— Begin GIVEN DATA —
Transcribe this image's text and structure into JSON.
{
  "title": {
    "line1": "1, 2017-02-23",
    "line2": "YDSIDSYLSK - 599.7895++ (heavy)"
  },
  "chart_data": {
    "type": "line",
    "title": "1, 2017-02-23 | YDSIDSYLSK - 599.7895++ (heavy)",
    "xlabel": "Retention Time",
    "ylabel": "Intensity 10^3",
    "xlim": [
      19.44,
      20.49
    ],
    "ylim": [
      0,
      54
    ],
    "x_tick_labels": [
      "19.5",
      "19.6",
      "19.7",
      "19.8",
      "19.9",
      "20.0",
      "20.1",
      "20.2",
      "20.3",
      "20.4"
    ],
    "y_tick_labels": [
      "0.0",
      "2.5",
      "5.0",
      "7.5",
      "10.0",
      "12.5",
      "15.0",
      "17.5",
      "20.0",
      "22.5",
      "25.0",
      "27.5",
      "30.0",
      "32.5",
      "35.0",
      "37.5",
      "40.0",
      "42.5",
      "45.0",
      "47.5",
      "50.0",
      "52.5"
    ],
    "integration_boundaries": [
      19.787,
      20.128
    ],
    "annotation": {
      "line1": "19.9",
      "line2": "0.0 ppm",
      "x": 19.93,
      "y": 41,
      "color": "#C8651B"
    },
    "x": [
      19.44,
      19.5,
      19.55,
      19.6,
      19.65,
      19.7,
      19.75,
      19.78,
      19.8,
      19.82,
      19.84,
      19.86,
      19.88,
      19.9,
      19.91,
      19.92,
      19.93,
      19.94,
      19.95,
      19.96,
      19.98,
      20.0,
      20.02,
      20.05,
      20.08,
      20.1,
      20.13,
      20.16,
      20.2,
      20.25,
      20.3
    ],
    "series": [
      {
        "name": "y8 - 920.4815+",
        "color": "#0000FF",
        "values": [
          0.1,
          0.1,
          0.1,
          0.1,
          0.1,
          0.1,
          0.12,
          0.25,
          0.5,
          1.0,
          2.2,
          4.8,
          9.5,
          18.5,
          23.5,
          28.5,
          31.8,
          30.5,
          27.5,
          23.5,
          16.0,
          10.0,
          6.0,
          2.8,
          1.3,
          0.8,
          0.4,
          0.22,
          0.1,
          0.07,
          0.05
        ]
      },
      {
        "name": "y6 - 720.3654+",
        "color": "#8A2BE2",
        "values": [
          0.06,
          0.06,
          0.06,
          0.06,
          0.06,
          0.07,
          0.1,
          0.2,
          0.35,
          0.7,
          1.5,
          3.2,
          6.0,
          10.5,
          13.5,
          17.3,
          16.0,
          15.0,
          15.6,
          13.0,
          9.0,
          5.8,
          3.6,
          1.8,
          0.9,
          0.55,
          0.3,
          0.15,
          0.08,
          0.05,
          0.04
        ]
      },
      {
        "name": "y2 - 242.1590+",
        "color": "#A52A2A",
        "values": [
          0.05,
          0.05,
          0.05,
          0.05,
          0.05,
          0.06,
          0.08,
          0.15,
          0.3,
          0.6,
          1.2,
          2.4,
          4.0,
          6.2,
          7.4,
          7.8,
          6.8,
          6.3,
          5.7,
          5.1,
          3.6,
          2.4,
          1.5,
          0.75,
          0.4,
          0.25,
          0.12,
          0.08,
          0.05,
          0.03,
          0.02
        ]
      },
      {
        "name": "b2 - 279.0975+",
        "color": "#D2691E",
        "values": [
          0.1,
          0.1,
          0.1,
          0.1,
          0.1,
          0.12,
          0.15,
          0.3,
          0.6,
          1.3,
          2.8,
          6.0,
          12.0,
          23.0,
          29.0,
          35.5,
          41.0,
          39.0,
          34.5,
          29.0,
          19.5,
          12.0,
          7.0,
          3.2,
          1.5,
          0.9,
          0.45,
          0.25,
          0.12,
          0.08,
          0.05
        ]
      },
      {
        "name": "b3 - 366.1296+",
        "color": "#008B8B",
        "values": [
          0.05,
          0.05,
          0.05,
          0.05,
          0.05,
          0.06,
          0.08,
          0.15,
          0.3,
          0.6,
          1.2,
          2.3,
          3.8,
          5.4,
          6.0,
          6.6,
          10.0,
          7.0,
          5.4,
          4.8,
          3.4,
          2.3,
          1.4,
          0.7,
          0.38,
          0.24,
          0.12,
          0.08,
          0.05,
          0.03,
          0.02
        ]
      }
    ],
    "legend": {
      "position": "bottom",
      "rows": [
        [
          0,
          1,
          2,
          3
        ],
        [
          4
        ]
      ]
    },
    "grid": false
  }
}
— End GIVEN DATA —
AIM: Retype all of the material, keeping each line exact.

CORRECT RESPONSE:
Transcribe this image's text and structure into JSON.
{
  "title": {
    "line1": "1, 2017-02-23",
    "line2": "YDSIDSYLSK - 599.7895++ (heavy)"
  },
  "chart_data": {
    "type": "line",
    "title": "1, 2017-02-23 | YDSIDSYLSK - 599.7895++ (heavy)",
    "xlabel": "Retention Time",
    "ylabel": "Intensity 10^3",
    "xlim": [
      19.44,
      20.49
    ],
    "ylim": [
      0,
      54
    ],
    "x_tick_labels": [
      "19.5",
      "19.6",
      "19.7",
      "19.8",
      "19.9",
      "20.0",
      "20.1",
      "20.2",
      "20.3",
      "20.4"
    ],
    "y_tick_labels": [
      "0.0",
      "2.5",
      "5.0",
      "7.5",
      "10.0",
      "12.5",
      "15.0",
      "17.5",
      "20.0",
      "22.5",
      "25.0",
      "27.5",
      "30.0",
      "32.5",
      "35.0",
      "37.5",
      "40.0",
      "42.5",
      "45.0",
      "47.5",
      "50.0",
      "52.5"
    ],
    "integration_boundaries": [
      19.787,
      20.128
    ],
    "annotation": {
      "line1": "19.9",
      "line2": "0.0 ppm",
      "x": 19.93,
      "y": 41,
      "color": "#C8651B"
    },
    "x": [
      19.44,
      19.5,
      19.55,
      19.6,
      19.65,
      19.7,
      19.75,
      19.78,
      19.8,
      19.82,
      19.84,
      19.86,
      19.88,
      19.9,
      19.91,
      19.92,
      19.93,
      19.94,
      19.95,
      19.96,
      19.98,
      20.0,
      20.02,
      20.05,
      20.08,
      20.1,
      20.13,
      20.16,
      20.2,
      20.25,
      20.3
    ],
    "series": [
      {
        "name": "y8 - 920.4815+",
        "color": "#0000FF",
        "values": [
          0.1,
          0.1,
          0.1,
          0.1,
          0.1,
          0.1,
          0.12,
          0.25,
          0.5,
          1.0,
          2.2,
          4.8,
          9.5,
          18.5,
          23.5,
          28.5,
          31.8,
          30.5,
          27.5,
          23.5,
          16.0,
          10.0,
          6.0,
          2.8,
          1.3,
          0.8,
          0.4,
          0.22,
          0.1,
          0.07,
          0.05
        ]
      },
      {
        "name": "y6 - 720.3654+",
        "color": "#8A2BE2",
        "values": [
          0.06,
          0.06,
          0.06,
          0.06,
          0.06,
          0.07,
          0.1,
          0.2,
          0.35,
          0.7,
          1.5,
          3.2,
          6.0,
          10.5,
          13.5,
          17.3,
          16.0,
          15.0,
          15.6,
          13.0,
          9.0,
          5.8,
          3.6,
          1.8,
          0.9,
          0.55,
          0.3,
          0.15,
          0.08,
          0.05,
          0.04
        ]
      },
      {
        "name": "y2 - 242.1590+",
        "color": "#A52A2A",
        "values": [
          0.05,
          0.05,
          0.05,
          0.05,
          0.05,
          0.06,
          0.08,
          0.15,
          0.3,
          0.6,
          1.2,
          2.4,
          4.0,
          6.2,
          7.4,
          7.8,
          6.8,
          6.3,
          5.7,
          5.1,
          3.6,
          2.4,
          1.5,
          0.75,
          0.4,
          0.25,
          0.12,
          0.08,
          0.05,
          0.03,
          0.02
        ]
      },
      {
        "name": "b2 - 279.0975+",
        "color": "#D2691E",
        "values": [
          0.1,
          0.1,
          0.1,
          0.1,
          0.1,
          0.12,
          0.15,
          0.3,
          0.6,
          1.3,
          2.8,
          6.0,
          12.0,
          23.0,
          29.0,
          35.5,
          41.0,
          39.0,
          34.5,
          29.0,
          19.5,
          12.0,
          7.0,
          3.2,
          1.5,
          0.9,
          0.45,
          0.25,
          0.12,
          0.08,
          0.05
        ]
      },
      {
        "name": "b3 - 366.1296+",
        "color": "#008B8B",
        "values": [
          0.05,
          0.05,
          0.05,
          0.05,
          0.05,
          0.06,
          0.08,
          0.15,
          0.3,
          0.6,
          1.2,
          2.3,
          3.8,
          5.4,
          6.0,
          6.6,
          10.0,
          7.0,
          5.4,
          4.8,
          3.4,
          2.3,
          1.4,
          0.7,
          0.38,
          0.24,
          0.12,
          0.08,
          0.05,
          0.03,
          0.02
        ]
      }
    ],
    "legend": {
      "position": "bottom",
      "rows": [
        [
          0,
          1,
          2,
          3
        ],
        [
          4
        ]
      ]
    },
    "grid": false
  }
}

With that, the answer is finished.